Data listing
--- begin ---
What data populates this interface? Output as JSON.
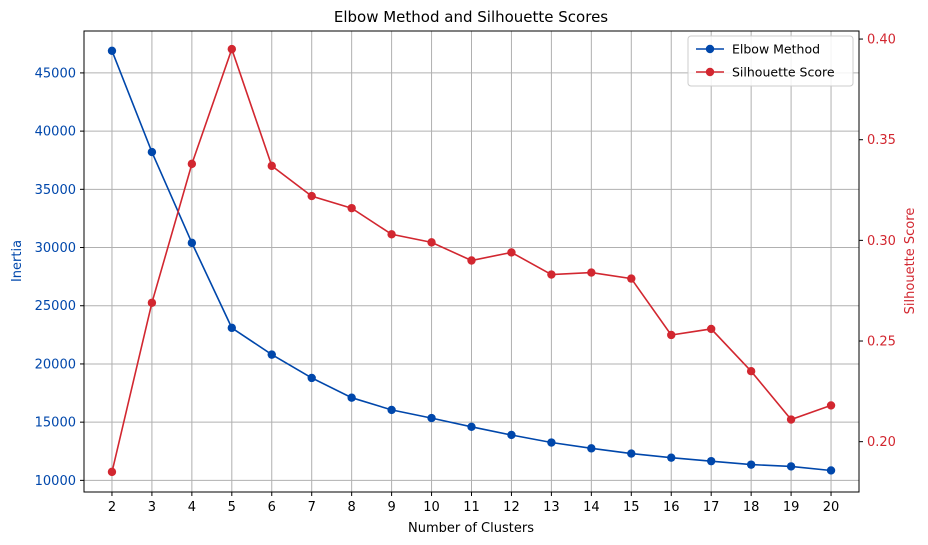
{
  "chart_data": {
    "type": "line",
    "title": "Elbow Method and Silhouette Scores",
    "xlabel": "Number of Clusters",
    "ylabel_left": "Inertia",
    "ylabel_right": "Silhouette Score",
    "x": [
      2,
      3,
      4,
      5,
      6,
      7,
      8,
      9,
      10,
      11,
      12,
      13,
      14,
      15,
      16,
      17,
      18,
      19,
      20
    ],
    "xlim": [
      1.3,
      20.7
    ],
    "ylim_left": [
      9000,
      48600
    ],
    "ylim_right": [
      0.175,
      0.404
    ],
    "yticks_left": [
      10000,
      15000,
      20000,
      25000,
      30000,
      35000,
      40000,
      45000
    ],
    "yticks_right": [
      0.2,
      0.25,
      0.3,
      0.35,
      0.4
    ],
    "grid": true,
    "legend_position": "top-right",
    "colors": {
      "left_axis": "#0047AB",
      "right_axis": "#D22730",
      "grid": "#b0b0b0"
    },
    "series": [
      {
        "name": "Elbow Method",
        "axis": "left",
        "color": "#0047AB",
        "values": [
          46900,
          38200,
          30400,
          23100,
          20800,
          18800,
          17100,
          16050,
          15350,
          14600,
          13900,
          13250,
          12750,
          12300,
          11950,
          11650,
          11350,
          11200,
          10850
        ]
      },
      {
        "name": "Silhouette Score",
        "axis": "right",
        "color": "#D22730",
        "values": [
          0.185,
          0.269,
          0.338,
          0.395,
          0.337,
          0.322,
          0.316,
          0.303,
          0.299,
          0.29,
          0.294,
          0.283,
          0.284,
          0.281,
          0.253,
          0.256,
          0.235,
          0.211,
          0.218
        ]
      }
    ]
  }
}
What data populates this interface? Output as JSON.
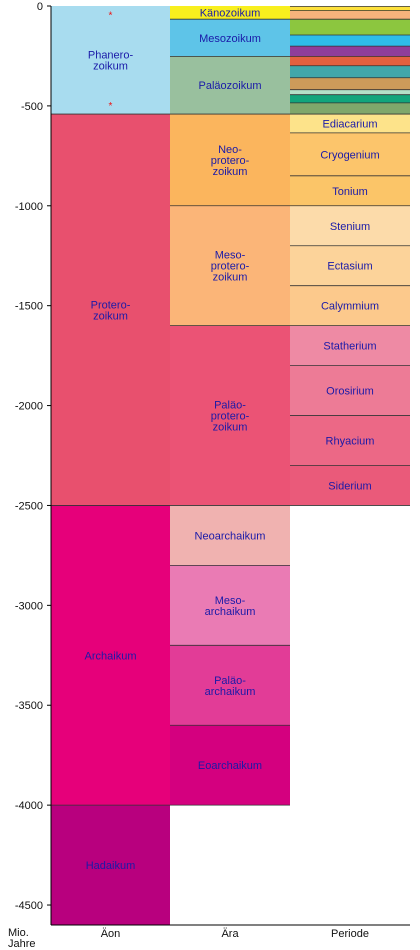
{
  "axis": {
    "unit_lines": [
      "Mio.",
      "Jahre"
    ],
    "ticks": [
      0,
      -500,
      -1000,
      -1500,
      -2000,
      -2500,
      -3000,
      -3500,
      -4000,
      -4500
    ],
    "ymin": -4600,
    "ymax": 0
  },
  "columns": [
    "Äon",
    "Ära",
    "Periode"
  ],
  "eons": [
    {
      "name": "Phanerozoikum",
      "lines": [
        "Phanero-",
        "zoikum"
      ],
      "start": 0,
      "end": -541,
      "color": "#a8dcef"
    },
    {
      "name": "Proterozoikum",
      "lines": [
        "Protero-",
        "zoikum"
      ],
      "start": -541,
      "end": -2500,
      "color": "#e8506e"
    },
    {
      "name": "Archaikum",
      "lines": [
        "Archaikum"
      ],
      "start": -2500,
      "end": -4000,
      "color": "#e6007a"
    },
    {
      "name": "Hadaikum",
      "lines": [
        "Hadaikum"
      ],
      "start": -4000,
      "end": -4600,
      "color": "#b8007e"
    }
  ],
  "eras": [
    {
      "name": "Känozoikum",
      "lines": [
        "Känozoikum"
      ],
      "start": 0,
      "end": -66,
      "color": "#f8ef1e"
    },
    {
      "name": "Mesozoikum",
      "lines": [
        "Mesozoikum"
      ],
      "start": -66,
      "end": -252,
      "color": "#5ec4e8"
    },
    {
      "name": "Paläozoikum",
      "lines": [
        "Paläozoikum"
      ],
      "start": -252,
      "end": -541,
      "color": "#99c09e"
    },
    {
      "name": "Neoproterozoikum",
      "lines": [
        "Neo-",
        "protero-",
        "zoikum"
      ],
      "start": -541,
      "end": -1000,
      "color": "#fbb55d"
    },
    {
      "name": "Mesoproterozoikum",
      "lines": [
        "Meso-",
        "protero-",
        "zoikum"
      ],
      "start": -1000,
      "end": -1600,
      "color": "#fbb578"
    },
    {
      "name": "Paläoproterozoikum",
      "lines": [
        "Paläo-",
        "protero-",
        "zoikum"
      ],
      "start": -1600,
      "end": -2500,
      "color": "#eb5375"
    },
    {
      "name": "Neoarchaikum",
      "lines": [
        "Neoarchaikum"
      ],
      "start": -2500,
      "end": -2800,
      "color": "#f0b2b0"
    },
    {
      "name": "Mesoarchaikum",
      "lines": [
        "Meso-",
        "archaikum"
      ],
      "start": -2800,
      "end": -3200,
      "color": "#ea7bb4"
    },
    {
      "name": "Paläoarchaikum",
      "lines": [
        "Paläo-",
        "archaikum"
      ],
      "start": -3200,
      "end": -3600,
      "color": "#e23c97"
    },
    {
      "name": "Eoarchaikum",
      "lines": [
        "Eoarchaikum"
      ],
      "start": -3600,
      "end": -4000,
      "color": "#d4007f"
    }
  ],
  "phanerozoic_periods": [
    {
      "start": 0,
      "end": -2.6,
      "color": "#fde98a"
    },
    {
      "start": -2.6,
      "end": -23,
      "color": "#fde03a"
    },
    {
      "start": -23,
      "end": -66,
      "color": "#f6b37c"
    },
    {
      "start": -66,
      "end": -145,
      "color": "#8cc63f"
    },
    {
      "start": -145,
      "end": -201,
      "color": "#2ebde9"
    },
    {
      "start": -201,
      "end": -252,
      "color": "#8f3e9a"
    },
    {
      "start": -252,
      "end": -299,
      "color": "#e4603f"
    },
    {
      "start": -299,
      "end": -359,
      "color": "#42a7aa"
    },
    {
      "start": -359,
      "end": -419,
      "color": "#cc9b5a"
    },
    {
      "start": -419,
      "end": -444,
      "color": "#b3e0c8"
    },
    {
      "start": -444,
      "end": -485,
      "color": "#12a57c"
    },
    {
      "start": -485,
      "end": -541,
      "color": "#80a76b"
    }
  ],
  "periods": [
    {
      "name": "Ediacarium",
      "start": -541,
      "end": -635,
      "color": "#fde38a"
    },
    {
      "name": "Cryogenium",
      "start": -635,
      "end": -850,
      "color": "#fcc56b"
    },
    {
      "name": "Tonium",
      "start": -850,
      "end": -1000,
      "color": "#fbc568"
    },
    {
      "name": "Stenium",
      "start": -1000,
      "end": -1200,
      "color": "#fcdbaa"
    },
    {
      "name": "Ectasium",
      "start": -1200,
      "end": -1400,
      "color": "#fcd39a"
    },
    {
      "name": "Calymmium",
      "start": -1400,
      "end": -1600,
      "color": "#fcc98c"
    },
    {
      "name": "Statherium",
      "start": -1600,
      "end": -1800,
      "color": "#ee8aa4"
    },
    {
      "name": "Orosirium",
      "start": -1800,
      "end": -2050,
      "color": "#ed7b96"
    },
    {
      "name": "Rhyacium",
      "start": -2050,
      "end": -2300,
      "color": "#ec6886"
    },
    {
      "name": "Siderium",
      "start": -2300,
      "end": -2500,
      "color": "#ea5a7a"
    }
  ],
  "markers": [
    {
      "symbol": "*",
      "at": -33,
      "color": "#e11"
    },
    {
      "symbol": "*",
      "at": -486,
      "color": "#e11"
    }
  ]
}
--- end ---
Make an exact copy of all entries above, dropping the images.

What data populates this interface? Output as JSON.
{
  "chart_data": {
    "type": "line",
    "title": "Elbow Method and Silhouette Scores",
    "xlabel": "Number of Clusters",
    "ylabel_left": "Inertia",
    "ylabel_right": "Silhouette Score",
    "x": [
      2,
      3,
      4,
      5,
      6,
      7,
      8,
      9,
      10,
      11,
      12,
      13,
      14,
      15,
      16,
      17,
      18,
      19,
      20
    ],
    "xlim": [
      1.3,
      20.7
    ],
    "ylim_left": [
      9000,
      48600
    ],
    "ylim_right": [
      0.175,
      0.404
    ],
    "yticks_left": [
      10000,
      15000,
      20000,
      25000,
      30000,
      35000,
      40000,
      45000
    ],
    "yticks_right": [
      0.2,
      0.25,
      0.3,
      0.35,
      0.4
    ],
    "grid": true,
    "legend_position": "top-right",
    "colors": {
      "left_axis": "#0047AB",
      "right_axis": "#D22730",
      "grid": "#b0b0b0"
    },
    "series": [
      {
        "name": "Elbow Method",
        "axis": "left",
        "color": "#0047AB",
        "values": [
          46900,
          38200,
          30400,
          23100,
          20800,
          18800,
          17100,
          16050,
          15350,
          14600,
          13900,
          13250,
          12750,
          12300,
          11950,
          11650,
          11350,
          11200,
          10850
        ]
      },
      {
        "name": "Silhouette Score",
        "axis": "right",
        "color": "#D22730",
        "values": [
          0.185,
          0.269,
          0.338,
          0.395,
          0.337,
          0.322,
          0.316,
          0.303,
          0.299,
          0.29,
          0.294,
          0.283,
          0.284,
          0.281,
          0.253,
          0.256,
          0.235,
          0.211,
          0.218
        ]
      }
    ]
  }
}
What data populates this interface? Output as JSON.
{
  "axis": {
    "unit_lines": [
      "Mio.",
      "Jahre"
    ],
    "ticks": [
      0,
      -500,
      -1000,
      -1500,
      -2000,
      -2500,
      -3000,
      -3500,
      -4000,
      -4500
    ],
    "ymin": -4600,
    "ymax": 0
  },
  "columns": [
    "Äon",
    "Ära",
    "Periode"
  ],
  "eons": [
    {
      "name": "Phanerozoikum",
      "lines": [
        "Phanero-",
        "zoikum"
      ],
      "start": 0,
      "end": -541,
      "color": "#a8dcef"
    },
    {
      "name": "Proterozoikum",
      "lines": [
        "Protero-",
        "zoikum"
      ],
      "start": -541,
      "end": -2500,
      "color": "#e8506e"
    },
    {
      "name": "Archaikum",
      "lines": [
        "Archaikum"
      ],
      "start": -2500,
      "end": -4000,
      "color": "#e6007a"
    },
    {
      "name": "Hadaikum",
      "lines": [
        "Hadaikum"
      ],
      "start": -4000,
      "end": -4600,
      "color": "#b8007e"
    }
  ],
  "eras": [
    {
      "name": "Känozoikum",
      "lines": [
        "Känozoikum"
      ],
      "start": 0,
      "end": -66,
      "color": "#f8ef1e"
    },
    {
      "name": "Mesozoikum",
      "lines": [
        "Mesozoikum"
      ],
      "start": -66,
      "end": -252,
      "color": "#5ec4e8"
    },
    {
      "name": "Paläozoikum",
      "lines": [
        "Paläozoikum"
      ],
      "start": -252,
      "end": -541,
      "color": "#99c09e"
    },
    {
      "name": "Neoproterozoikum",
      "lines": [
        "Neo-",
        "protero-",
        "zoikum"
      ],
      "start": -541,
      "end": -1000,
      "color": "#fbb55d"
    },
    {
      "name": "Mesoproterozoikum",
      "lines": [
        "Meso-",
        "protero-",
        "zoikum"
      ],
      "start": -1000,
      "end": -1600,
      "color": "#fbb578"
    },
    {
      "name": "Paläoproterozoikum",
      "lines": [
        "Paläo-",
        "protero-",
        "zoikum"
      ],
      "start": -1600,
      "end": -2500,
      "color": "#eb5375"
    },
    {
      "name": "Neoarchaikum",
      "lines": [
        "Neoarchaikum"
      ],
      "start": -2500,
      "end": -2800,
      "color": "#f0b2b0"
    },
    {
      "name": "Mesoarchaikum",
      "lines": [
        "Meso-",
        "archaikum"
      ],
      "start": -2800,
      "end": -3200,
      "color": "#ea7bb4"
    },
    {
      "name": "Paläoarchaikum",
      "lines": [
        "Paläo-",
        "archaikum"
      ],
      "start": -3200,
      "end": -3600,
      "color": "#e23c97"
    },
    {
      "name": "Eoarchaikum",
      "lines": [
        "Eoarchaikum"
      ],
      "start": -3600,
      "end": -4000,
      "color": "#d4007f"
    }
  ],
  "phanerozoic_periods": [
    {
      "start": 0,
      "end": -2.6,
      "color": "#fde98a"
    },
    {
      "start": -2.6,
      "end": -23,
      "color": "#fde03a"
    },
    {
      "start": -23,
      "end": -66,
      "color": "#f6b37c"
    },
    {
      "start": -66,
      "end": -145,
      "color": "#8cc63f"
    },
    {
      "start": -145,
      "end": -201,
      "color": "#2ebde9"
    },
    {
      "start": -201,
      "end": -252,
      "color": "#8f3e9a"
    },
    {
      "start": -252,
      "end": -299,
      "color": "#e4603f"
    },
    {
      "start": -299,
      "end": -359,
      "color": "#42a7aa"
    },
    {
      "start": -359,
      "end": -419,
      "color": "#cc9b5a"
    },
    {
      "start": -419,
      "end": -444,
      "color": "#b3e0c8"
    },
    {
      "start": -444,
      "end": -485,
      "color": "#12a57c"
    },
    {
      "start": -485,
      "end": -541,
      "color": "#80a76b"
    }
  ],
  "periods": [
    {
      "name": "Ediacarium",
      "start": -541,
      "end": -635,
      "color": "#fde38a"
    },
    {
      "name": "Cryogenium",
      "start": -635,
      "end": -850,
      "color": "#fcc56b"
    },
    {
      "name": "Tonium",
      "start": -850,
      "end": -1000,
      "color": "#fbc568"
    },
    {
      "name": "Stenium",
      "start": -1000,
      "end": -1200,
      "color": "#fcdbaa"
    },
    {
      "name": "Ectasium",
      "start": -1200,
      "end": -1400,
      "color": "#fcd39a"
    },
    {
      "name": "Calymmium",
      "start": -1400,
      "end": -1600,
      "color": "#fcc98c"
    },
    {
      "name": "Statherium",
      "start": -1600,
      "end": -1800,
      "color": "#ee8aa4"
    },
    {
      "name": "Orosirium",
      "start": -1800,
      "end": -2050,
      "color": "#ed7b96"
    },
    {
      "name": "Rhyacium",
      "start": -2050,
      "end": -2300,
      "color": "#ec6886"
    },
    {
      "name": "Siderium",
      "start": -2300,
      "end": -2500,
      "color": "#ea5a7a"
    }
  ],
  "markers": [
    {
      "symbol": "*",
      "at": -33,
      "color": "#e11"
    },
    {
      "symbol": "*",
      "at": -486,
      "color": "#e11"
    }
  ]
}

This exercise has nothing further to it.